Write every line of the material out exactly as shown.
## Begin
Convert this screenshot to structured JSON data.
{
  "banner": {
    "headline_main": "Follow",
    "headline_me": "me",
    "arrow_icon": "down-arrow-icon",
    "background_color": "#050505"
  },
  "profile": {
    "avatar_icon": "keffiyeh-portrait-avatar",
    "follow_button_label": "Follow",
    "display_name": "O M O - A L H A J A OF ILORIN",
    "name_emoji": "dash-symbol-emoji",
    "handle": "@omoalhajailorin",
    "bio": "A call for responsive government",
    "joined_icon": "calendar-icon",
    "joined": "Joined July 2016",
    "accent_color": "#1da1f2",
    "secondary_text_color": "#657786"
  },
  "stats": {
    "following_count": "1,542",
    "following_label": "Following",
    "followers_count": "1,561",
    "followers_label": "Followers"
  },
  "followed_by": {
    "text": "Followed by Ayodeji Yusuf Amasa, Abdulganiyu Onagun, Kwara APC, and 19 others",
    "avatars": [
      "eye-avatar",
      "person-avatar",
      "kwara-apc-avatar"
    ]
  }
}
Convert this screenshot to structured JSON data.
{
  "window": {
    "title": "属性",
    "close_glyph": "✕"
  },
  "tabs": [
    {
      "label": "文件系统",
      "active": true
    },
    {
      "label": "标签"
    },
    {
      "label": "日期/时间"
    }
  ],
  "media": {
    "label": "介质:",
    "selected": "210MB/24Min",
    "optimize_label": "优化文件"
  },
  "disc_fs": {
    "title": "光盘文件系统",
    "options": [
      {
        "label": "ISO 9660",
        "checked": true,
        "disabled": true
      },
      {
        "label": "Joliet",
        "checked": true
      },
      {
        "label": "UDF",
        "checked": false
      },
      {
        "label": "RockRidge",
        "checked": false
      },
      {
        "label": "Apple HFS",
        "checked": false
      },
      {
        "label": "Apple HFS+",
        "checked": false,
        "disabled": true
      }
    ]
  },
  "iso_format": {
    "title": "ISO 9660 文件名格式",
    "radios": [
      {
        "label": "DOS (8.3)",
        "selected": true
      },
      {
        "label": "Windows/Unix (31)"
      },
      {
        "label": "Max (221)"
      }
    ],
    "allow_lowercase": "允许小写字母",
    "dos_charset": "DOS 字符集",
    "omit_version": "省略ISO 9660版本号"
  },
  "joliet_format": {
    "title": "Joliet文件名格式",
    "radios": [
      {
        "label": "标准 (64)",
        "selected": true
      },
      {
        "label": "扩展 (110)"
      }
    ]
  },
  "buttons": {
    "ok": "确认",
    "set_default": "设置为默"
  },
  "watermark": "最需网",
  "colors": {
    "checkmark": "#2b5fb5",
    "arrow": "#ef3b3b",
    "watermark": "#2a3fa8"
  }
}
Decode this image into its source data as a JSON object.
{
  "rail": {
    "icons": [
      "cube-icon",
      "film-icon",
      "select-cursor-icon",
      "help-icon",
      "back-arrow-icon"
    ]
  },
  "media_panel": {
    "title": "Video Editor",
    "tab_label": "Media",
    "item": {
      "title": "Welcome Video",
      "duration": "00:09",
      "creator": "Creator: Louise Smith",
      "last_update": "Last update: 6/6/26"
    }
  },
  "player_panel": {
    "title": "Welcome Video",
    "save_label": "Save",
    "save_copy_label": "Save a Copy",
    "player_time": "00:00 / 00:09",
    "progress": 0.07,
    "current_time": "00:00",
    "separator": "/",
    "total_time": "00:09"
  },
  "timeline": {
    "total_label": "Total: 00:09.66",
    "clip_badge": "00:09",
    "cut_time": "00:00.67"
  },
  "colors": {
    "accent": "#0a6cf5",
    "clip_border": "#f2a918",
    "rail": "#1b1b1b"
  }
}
## End
## Exercise answer
Convert this screenshot to structured JSON data.
{
  "banner": {
    "headline_main": "Follow",
    "headline_me": "me",
    "arrow_icon": "down-arrow-icon",
    "background_color": "#050505"
  },
  "profile": {
    "avatar_icon": "keffiyeh-portrait-avatar",
    "follow_button_label": "Follow",
    "display_name": "O M O - A L H A J A OF ILORIN",
    "name_emoji": "dash-symbol-emoji",
    "handle": "@omoalhajailorin",
    "bio": "A call for responsive government",
    "joined_icon": "calendar-icon",
    "joined": "Joined July 2016",
    "accent_color": "#1da1f2",
    "secondary_text_color": "#657786"
  },
  "stats": {
    "following_count": "1,542",
    "following_label": "Following",
    "followers_count": "1,561",
    "followers_label": "Followers"
  },
  "followed_by": {
    "text": "Followed by Ayodeji Yusuf Amasa, Abdulganiyu Onagun, Kwara APC, and 19 others",
    "avatars": [
      "eye-avatar",
      "person-avatar",
      "kwara-apc-avatar"
    ]
  }
}
Convert this screenshot to structured JSON data.
{
  "window": {
    "title": "属性",
    "close_glyph": "✕"
  },
  "tabs": [
    {
      "label": "文件系统",
      "active": true
    },
    {
      "label": "标签"
    },
    {
      "label": "日期/时间"
    }
  ],
  "media": {
    "label": "介质:",
    "selected": "210MB/24Min",
    "optimize_label": "优化文件"
  },
  "disc_fs": {
    "title": "光盘文件系统",
    "options": [
      {
        "label": "ISO 9660",
        "checked": true,
        "disabled": true
      },
      {
        "label": "Joliet",
        "checked": true
      },
      {
        "label": "UDF",
        "checked": false
      },
      {
        "label": "RockRidge",
        "checked": false
      },
      {
        "label": "Apple HFS",
        "checked": false
      },
      {
        "label": "Apple HFS+",
        "checked": false,
        "disabled": true
      }
    ]
  },
  "iso_format": {
    "title": "ISO 9660 文件名格式",
    "radios": [
      {
        "label": "DOS (8.3)",
        "selected": true
      },
      {
        "label": "Windows/Unix (31)"
      },
      {
        "label": "Max (221)"
      }
    ],
    "allow_lowercase": "允许小写字母",
    "dos_charset": "DOS 字符集",
    "omit_version": "省略ISO 9660版本号"
  },
  "joliet_format": {
    "title": "Joliet文件名格式",
    "radios": [
      {
        "label": "标准 (64)",
        "selected": true
      },
      {
        "label": "扩展 (110)"
      }
    ]
  },
  "buttons": {
    "ok": "确认",
    "set_default": "设置为默"
  },
  "watermark": "最需网",
  "colors": {
    "checkmark": "#2b5fb5",
    "arrow": "#ef3b3b",
    "watermark": "#2a3fa8"
  }
}
Decode this image into its source data as a JSON object.
{
  "rail": {
    "icons": [
      "cube-icon",
      "film-icon",
      "select-cursor-icon",
      "help-icon",
      "back-arrow-icon"
    ]
  },
  "media_panel": {
    "title": "Video Editor",
    "tab_label": "Media",
    "item": {
      "title": "Welcome Video",
      "duration": "00:09",
      "creator": "Creator: Louise Smith",
      "last_update": "Last update: 6/6/26"
    }
  },
  "player_panel": {
    "title": "Welcome Video",
    "save_label": "Save",
    "save_copy_label": "Save a Copy",
    "player_time": "00:00 / 00:09",
    "progress": 0.07,
    "current_time": "00:00",
    "separator": "/",
    "total_time": "00:09"
  },
  "timeline": {
    "total_label": "Total: 00:09.66",
    "clip_badge": "00:09",
    "cut_time": "00:00.67"
  },
  "colors": {
    "accent": "#0a6cf5",
    "clip_border": "#f2a918",
    "rail": "#1b1b1b"
  }
}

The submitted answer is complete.